Retype each record shown below, leaving every character as it is.
══ Raw data
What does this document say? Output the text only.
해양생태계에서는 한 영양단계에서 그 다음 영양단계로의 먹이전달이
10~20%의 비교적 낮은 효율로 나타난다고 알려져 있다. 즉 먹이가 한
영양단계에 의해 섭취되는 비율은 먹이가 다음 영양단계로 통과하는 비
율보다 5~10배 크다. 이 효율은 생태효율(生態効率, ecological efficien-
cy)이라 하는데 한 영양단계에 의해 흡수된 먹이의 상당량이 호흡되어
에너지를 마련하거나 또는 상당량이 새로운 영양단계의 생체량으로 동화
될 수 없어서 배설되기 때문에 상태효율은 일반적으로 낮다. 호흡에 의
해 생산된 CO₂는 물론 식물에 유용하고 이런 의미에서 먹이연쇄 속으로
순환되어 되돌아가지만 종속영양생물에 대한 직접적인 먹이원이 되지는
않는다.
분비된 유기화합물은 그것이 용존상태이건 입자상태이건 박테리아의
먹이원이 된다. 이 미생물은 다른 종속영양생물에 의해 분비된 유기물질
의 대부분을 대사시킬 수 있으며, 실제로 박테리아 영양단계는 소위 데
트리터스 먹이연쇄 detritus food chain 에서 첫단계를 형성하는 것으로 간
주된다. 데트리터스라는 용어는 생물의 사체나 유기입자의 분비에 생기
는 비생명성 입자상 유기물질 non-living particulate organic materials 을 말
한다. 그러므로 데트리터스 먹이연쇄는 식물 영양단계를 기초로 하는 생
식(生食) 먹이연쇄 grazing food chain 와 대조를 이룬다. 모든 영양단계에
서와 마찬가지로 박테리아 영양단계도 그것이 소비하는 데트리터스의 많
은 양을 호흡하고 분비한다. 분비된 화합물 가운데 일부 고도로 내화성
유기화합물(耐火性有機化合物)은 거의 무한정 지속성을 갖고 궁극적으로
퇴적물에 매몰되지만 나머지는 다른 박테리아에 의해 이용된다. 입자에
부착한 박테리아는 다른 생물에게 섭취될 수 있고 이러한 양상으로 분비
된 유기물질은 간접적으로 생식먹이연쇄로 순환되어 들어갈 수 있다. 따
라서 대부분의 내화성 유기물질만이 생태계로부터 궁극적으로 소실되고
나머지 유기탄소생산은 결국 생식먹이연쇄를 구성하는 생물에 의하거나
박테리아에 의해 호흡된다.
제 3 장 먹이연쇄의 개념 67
════
* Result of the task *
What does this document say? Output the text only.
해양생태계에서는 한 영양단계에서 그 다음 영양단계로의 먹이전달이
10~20%의 비교적 낮은 효율로 나타난다고 알려져 있다. 즉 먹이가 한
영양단계에 의해 섭취되는 비율은 먹이가 다음 영양단계로 통과하는 비
율보다 5~10배 크다. 이 효율은 생태효율(生態効率, ecological efficien-
cy)이라 하는데 한 영양단계에 의해 흡수된 먹이의 상당량이 호흡되어
에너지를 마련하거나 또는 상당량이 새로운 영양단계의 생체량으로 동화
될 수 없어서 배설되기 때문에 상태효율은 일반적으로 낮다. 호흡에 의
해 생산된 CO₂는 물론 식물에 유용하고 이런 의미에서 먹이연쇄 속으로
순환되어 되돌아가지만 종속영양생물에 대한 직접적인 먹이원이 되지는
않는다.
분비된 유기화합물은 그것이 용존상태이건 입자상태이건 박테리아의
먹이원이 된다. 이 미생물은 다른 종속영양생물에 의해 분비된 유기물질
의 대부분을 대사시킬 수 있으며, 실제로 박테리아 영양단계는 소위 데
트리터스 먹이연쇄 detritus food chain 에서 첫단계를 형성하는 것으로 간
주된다. 데트리터스라는 용어는 생물의 사체나 유기입자의 분비에 생기
는 비생명성 입자상 유기물질 non-living particulate organic materials 을 말
한다. 그러므로 데트리터스 먹이연쇄는 식물 영양단계를 기초로 하는 생
식(生食) 먹이연쇄 grazing food chain 와 대조를 이룬다. 모든 영양단계에
서와 마찬가지로 박테리아 영양단계도 그것이 소비하는 데트리터스의 많
은 양을 호흡하고 분비한다. 분비된 화합물 가운데 일부 고도로 내화성
유기화합물(耐火性有機化合物)은 거의 무한정 지속성을 갖고 궁극적으로
퇴적물에 매몰되지만 나머지는 다른 박테리아에 의해 이용된다. 입자에
부착한 박테리아는 다른 생물에게 섭취될 수 있고 이러한 양상으로 분비
된 유기물질은 간접적으로 생식먹이연쇄로 순환되어 들어갈 수 있다. 따
라서 대부분의 내화성 유기물질만이 생태계로부터 궁극적으로 소실되고
나머지 유기탄소생산은 결국 생식먹이연쇄를 구성하는 생물에 의하거나
박테리아에 의해 호흡된다.
제 3 장 먹이연쇄의 개념 67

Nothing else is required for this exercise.